*What is being asked*. Go through the entries below and copy each line containing the word "Bluetooth".

*Rows*.
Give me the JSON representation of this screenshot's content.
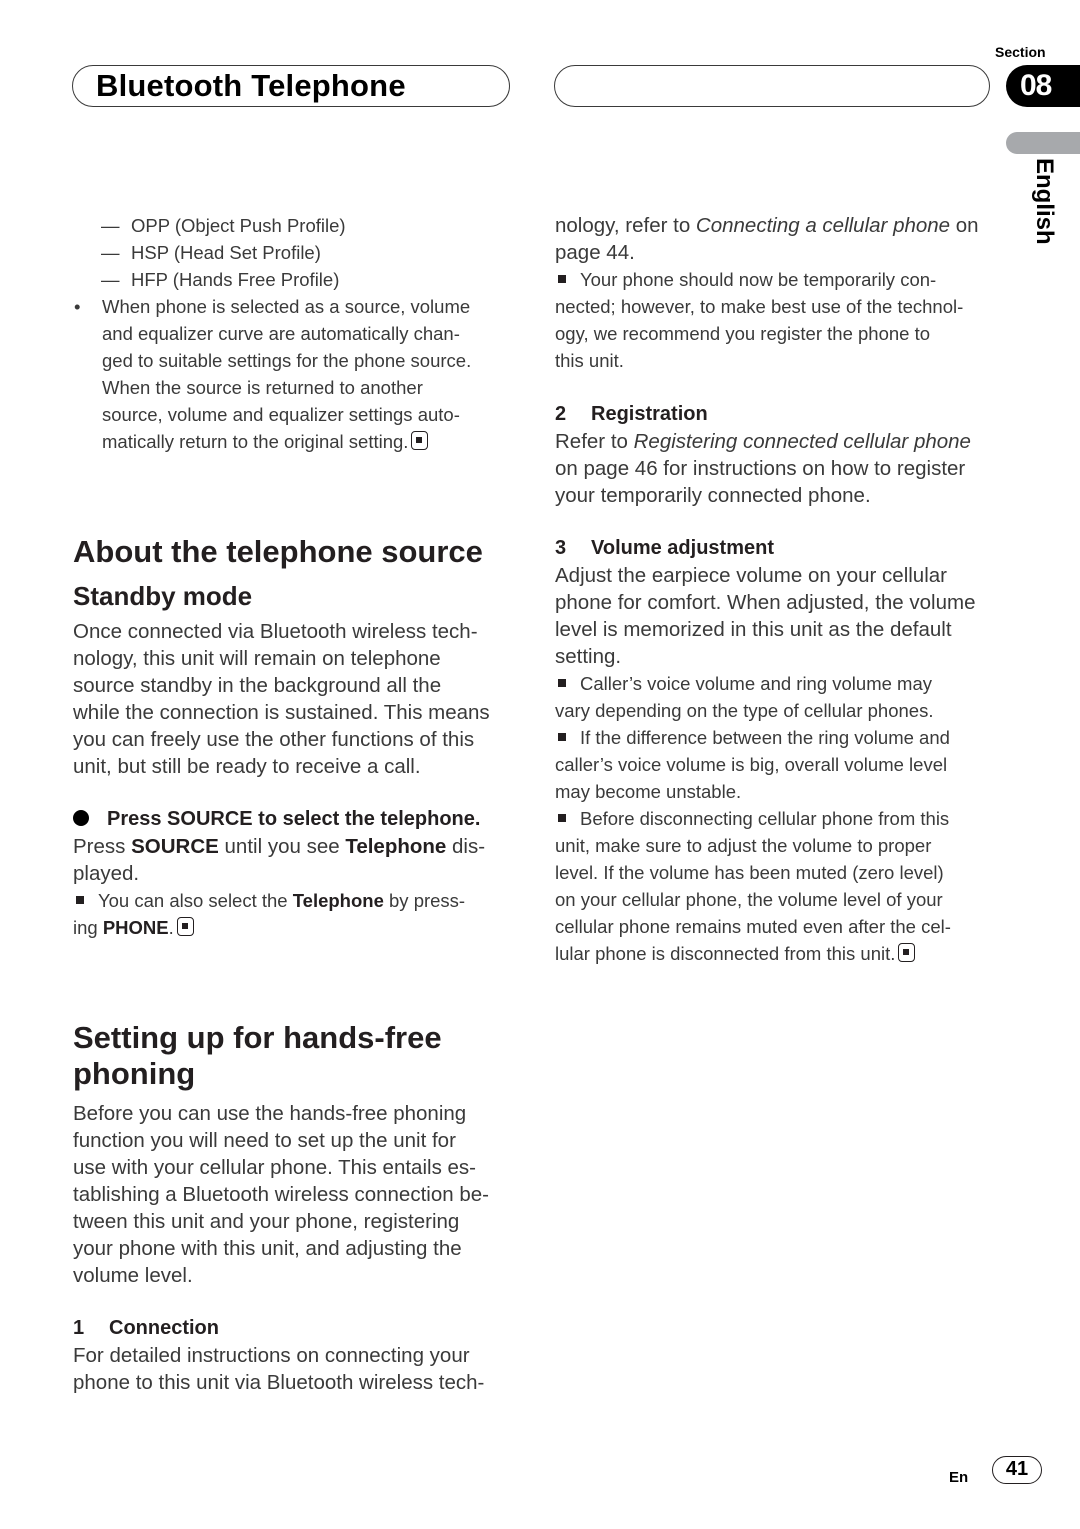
{
  "header": {
    "title": "Bluetooth Telephone",
    "section_label": "Section",
    "section_number": "08",
    "language_tab": "English"
  },
  "left_column": {
    "profile_list": [
      {
        "dash": "—",
        "text": "OPP (Object Push Profile)"
      },
      {
        "dash": "—",
        "text": "HSP (Head Set Profile)"
      },
      {
        "dash": "—",
        "text": "HFP (Hands Free Profile)"
      }
    ],
    "bullet_note": {
      "bullet": "•",
      "lines": [
        "When phone is selected as a source, volume",
        "and equalizer curve are automatically chan-",
        "ged to suitable settings for the phone source.",
        "When the source is returned to another",
        "source, volume and equalizer settings auto-",
        "matically return to the original setting."
      ]
    },
    "about_heading": "About the telephone source",
    "standby_heading": "Standby mode",
    "standby_text": [
      "Once connected via Bluetooth wireless tech-",
      "nology, this unit will remain on telephone",
      "source standby in the background all the",
      "while the connection is sustained. This means",
      "you can freely use the other functions of this",
      "unit, but still be ready to receive a call."
    ],
    "step_heading": "Press SOURCE to select the telephone.",
    "step_text": {
      "a": "Press ",
      "b": "SOURCE",
      "c": " until you see ",
      "d": "Telephone",
      "e": " dis-",
      "f": "played."
    },
    "step_note": {
      "a": "You can also select the ",
      "b": "Telephone",
      "c": " by press-",
      "d": "ing ",
      "e": "PHONE",
      "f": "."
    },
    "setup_heading_line1": "Setting up for hands-free",
    "setup_heading_line2": "phoning",
    "setup_text": [
      "Before you can use the hands-free phoning",
      "function you will need to set up the unit for",
      "use with your cellular phone. This entails es-",
      "tablishing a Bluetooth wireless connection be-",
      "tween this unit and your phone, registering",
      "your phone with this unit, and adjusting the",
      "volume level."
    ],
    "connection": {
      "number": "1",
      "heading": "Connection",
      "lines": [
        "For detailed instructions on connecting your",
        "phone to this unit via Bluetooth wireless tech-"
      ]
    }
  },
  "right_column": {
    "continuation": {
      "a": "nology, refer to ",
      "b": "Connecting a cellular phone",
      "c": " on",
      "d": "page 44."
    },
    "temp_note": [
      "Your phone should now be temporarily con-",
      "nected; however, to make best use of the technol-",
      "ogy, we recommend you register the phone to",
      "this unit."
    ],
    "registration": {
      "number": "2",
      "heading": "Registration",
      "a": "Refer to ",
      "b": "Registering connected cellular phone",
      "c": "on page 46 for instructions on how to register",
      "d": "your temporarily connected phone."
    },
    "volume": {
      "number": "3",
      "heading": "Volume adjustment",
      "lines": [
        "Adjust the earpiece volume on your cellular",
        "phone for comfort. When adjusted, the volume",
        "level is memorized in this unit as the default",
        "setting."
      ],
      "notes": [
        [
          "Caller’s voice volume and ring volume may",
          "vary depending on the type of cellular phones."
        ],
        [
          "If the difference between the ring volume and",
          "caller’s voice volume is big, overall volume level",
          "may become unstable."
        ],
        [
          "Before disconnecting cellular phone from this",
          "unit, make sure to adjust the volume to proper",
          "level. If the volume has been muted (zero level)",
          "on your cellular phone, the volume level of your",
          "cellular phone remains muted even after the cel-",
          "lular phone is disconnected from this unit."
        ]
      ]
    }
  },
  "footer": {
    "language_code": "En",
    "page_number": "41"
  }
}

*Answer to this task*.
    "title": "Bluetooth Telephone",
      "Once connected via Bluetooth wireless tech-",
      "tablishing a Bluetooth wireless connection be-",
        "phone to this unit via Bluetooth wireless tech-"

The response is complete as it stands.